* Given exercise *
Reproduce every entry in the listing without alteration.

* Records for the task *
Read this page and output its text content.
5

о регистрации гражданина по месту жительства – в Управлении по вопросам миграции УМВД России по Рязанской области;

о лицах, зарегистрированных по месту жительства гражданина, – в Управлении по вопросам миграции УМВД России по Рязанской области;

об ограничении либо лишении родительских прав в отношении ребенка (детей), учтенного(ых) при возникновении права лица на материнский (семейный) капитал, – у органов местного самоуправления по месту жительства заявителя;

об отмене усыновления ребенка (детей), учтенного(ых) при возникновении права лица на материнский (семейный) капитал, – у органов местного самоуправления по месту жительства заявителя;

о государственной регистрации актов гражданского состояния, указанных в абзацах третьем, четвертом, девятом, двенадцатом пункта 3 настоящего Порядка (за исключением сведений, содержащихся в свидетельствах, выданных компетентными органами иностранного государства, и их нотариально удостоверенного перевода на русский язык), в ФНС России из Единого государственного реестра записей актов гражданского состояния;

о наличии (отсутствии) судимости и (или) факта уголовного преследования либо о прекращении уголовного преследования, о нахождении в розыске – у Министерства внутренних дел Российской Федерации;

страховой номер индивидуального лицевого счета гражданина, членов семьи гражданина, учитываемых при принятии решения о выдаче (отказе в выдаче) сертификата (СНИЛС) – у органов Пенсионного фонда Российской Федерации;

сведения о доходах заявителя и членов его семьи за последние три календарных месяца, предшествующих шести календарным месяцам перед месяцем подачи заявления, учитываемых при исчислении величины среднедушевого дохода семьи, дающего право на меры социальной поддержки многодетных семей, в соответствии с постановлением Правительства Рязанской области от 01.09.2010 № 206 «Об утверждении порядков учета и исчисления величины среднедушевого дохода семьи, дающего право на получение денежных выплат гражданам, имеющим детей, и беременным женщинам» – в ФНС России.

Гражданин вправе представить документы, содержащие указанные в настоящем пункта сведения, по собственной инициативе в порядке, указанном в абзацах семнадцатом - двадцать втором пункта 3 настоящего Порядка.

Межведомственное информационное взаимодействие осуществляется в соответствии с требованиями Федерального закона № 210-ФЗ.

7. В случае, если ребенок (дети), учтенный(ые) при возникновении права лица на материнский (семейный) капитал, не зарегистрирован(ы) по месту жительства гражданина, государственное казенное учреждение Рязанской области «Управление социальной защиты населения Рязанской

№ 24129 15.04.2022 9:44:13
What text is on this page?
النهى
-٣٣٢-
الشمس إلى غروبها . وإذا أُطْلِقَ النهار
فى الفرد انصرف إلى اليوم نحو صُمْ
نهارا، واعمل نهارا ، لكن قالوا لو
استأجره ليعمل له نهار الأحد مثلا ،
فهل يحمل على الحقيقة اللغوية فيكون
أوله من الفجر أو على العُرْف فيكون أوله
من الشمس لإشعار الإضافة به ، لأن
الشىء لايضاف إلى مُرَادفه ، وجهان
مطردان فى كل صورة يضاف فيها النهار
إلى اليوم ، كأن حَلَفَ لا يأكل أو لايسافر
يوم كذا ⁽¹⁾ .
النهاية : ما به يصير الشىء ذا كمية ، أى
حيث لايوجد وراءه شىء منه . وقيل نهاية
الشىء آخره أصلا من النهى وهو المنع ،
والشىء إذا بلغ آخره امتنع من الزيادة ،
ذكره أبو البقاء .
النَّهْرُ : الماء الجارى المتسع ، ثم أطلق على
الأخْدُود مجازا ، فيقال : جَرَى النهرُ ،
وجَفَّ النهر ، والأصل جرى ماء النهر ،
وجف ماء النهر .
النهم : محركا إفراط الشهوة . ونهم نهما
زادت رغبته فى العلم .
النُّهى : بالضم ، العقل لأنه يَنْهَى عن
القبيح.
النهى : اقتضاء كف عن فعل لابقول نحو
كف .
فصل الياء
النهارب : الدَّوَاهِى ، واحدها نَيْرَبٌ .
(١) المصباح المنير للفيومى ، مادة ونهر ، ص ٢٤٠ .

* Answer below *
Read this page and output its text content.
5

о регистрации гражданина по месту жительства – в Управлении по вопросам миграции УМВД России по Рязанской области;

о лицах, зарегистрированных по месту жительства гражданина, – в Управлении по вопросам миграции УМВД России по Рязанской области;

об ограничении либо лишении родительских прав в отношении ребенка (детей), учтенного(ых) при возникновении права лица на материнский (семейный) капитал, – у органов местного самоуправления по месту жительства заявителя;

об отмене усыновления ребенка (детей), учтенного(ых) при возникновении права лица на материнский (семейный) капитал, – у органов местного самоуправления по месту жительства заявителя;

о государственной регистрации актов гражданского состояния, указанных в абзацах третьем, четвертом, девятом, двенадцатом пункта 3 настоящего Порядка (за исключением сведений, содержащихся в свидетельствах, выданных компетентными органами иностранного государства, и их нотариально удостоверенного перевода на русский язык), в ФНС России из Единого государственного реестра записей актов гражданского состояния;

о наличии (отсутствии) судимости и (или) факта уголовного преследования либо о прекращении уголовного преследования, о нахождении в розыске – у Министерства внутренних дел Российской Федерации;

страховой номер индивидуального лицевого счета гражданина, членов семьи гражданина, учитываемых при принятии решения о выдаче (отказе в выдаче) сертификата (СНИЛС) – у органов Пенсионного фонда Российской Федерации;

сведения о доходах заявителя и членов его семьи за последние три календарных месяца, предшествующих шести календарным месяцам перед месяцем подачи заявления, учитываемых при исчислении величины среднедушевого дохода семьи, дающего право на меры социальной поддержки многодетных семей, в соответствии с постановлением Правительства Рязанской области от 01.09.2010 № 206 «Об утверждении порядков учета и исчисления величины среднедушевого дохода семьи, дающего право на получение денежных выплат гражданам, имеющим детей, и беременным женщинам» – в ФНС России.

Гражданин вправе представить документы, содержащие указанные в настоящем пункта сведения, по собственной инициативе в порядке, указанном в абзацах семнадцатом - двадцать втором пункта 3 настоящего Порядка.

Межведомственное информационное взаимодействие осуществляется в соответствии с требованиями Федерального закона № 210-ФЗ.

7. В случае, если ребенок (дети), учтенный(ые) при возникновении права лица на материнский (семейный) капитал, не зарегистрирован(ы) по месту жительства гражданина, государственное казенное учреждение Рязанской области «Управление социальной защиты населения Рязанской

№ 24129 15.04.2022 9:44:13
What text is on this page?
النهى
-٣٣٢-
الشمس إلى غروبها . وإذا أُطْلِقَ النهار
فى الفرد انصرف إلى اليوم نحو صُمْ
نهارا، واعمل نهارا ، لكن قالوا لو
استأجره ليعمل له نهار الأحد مثلا ،
فهل يحمل على الحقيقة اللغوية فيكون
أوله من الفجر أو على العُرْف فيكون أوله
من الشمس لإشعار الإضافة به ، لأن
الشىء لايضاف إلى مُرَادفه ، وجهان
مطردان فى كل صورة يضاف فيها النهار
إلى اليوم ، كأن حَلَفَ لا يأكل أو لايسافر
يوم كذا ⁽¹⁾ .
النهاية : ما به يصير الشىء ذا كمية ، أى
حيث لايوجد وراءه شىء منه . وقيل نهاية
الشىء آخره أصلا من النهى وهو المنع ،
والشىء إذا بلغ آخره امتنع من الزيادة ،
ذكره أبو البقاء .
النَّهْرُ : الماء الجارى المتسع ، ثم أطلق على
الأخْدُود مجازا ، فيقال : جَرَى النهرُ ،
وجَفَّ النهر ، والأصل جرى ماء النهر ،
وجف ماء النهر .
النهم : محركا إفراط الشهوة . ونهم نهما
زادت رغبته فى العلم .
النُّهى : بالضم ، العقل لأنه يَنْهَى عن
القبيح.
النهى : اقتضاء كف عن فعل لابقول نحو
كف .
فصل الياء
النهارب : الدَّوَاهِى ، واحدها نَيْرَبٌ .
(١) المصباح المنير للفيومى ، مادة ونهر ، ص ٢٤٠ .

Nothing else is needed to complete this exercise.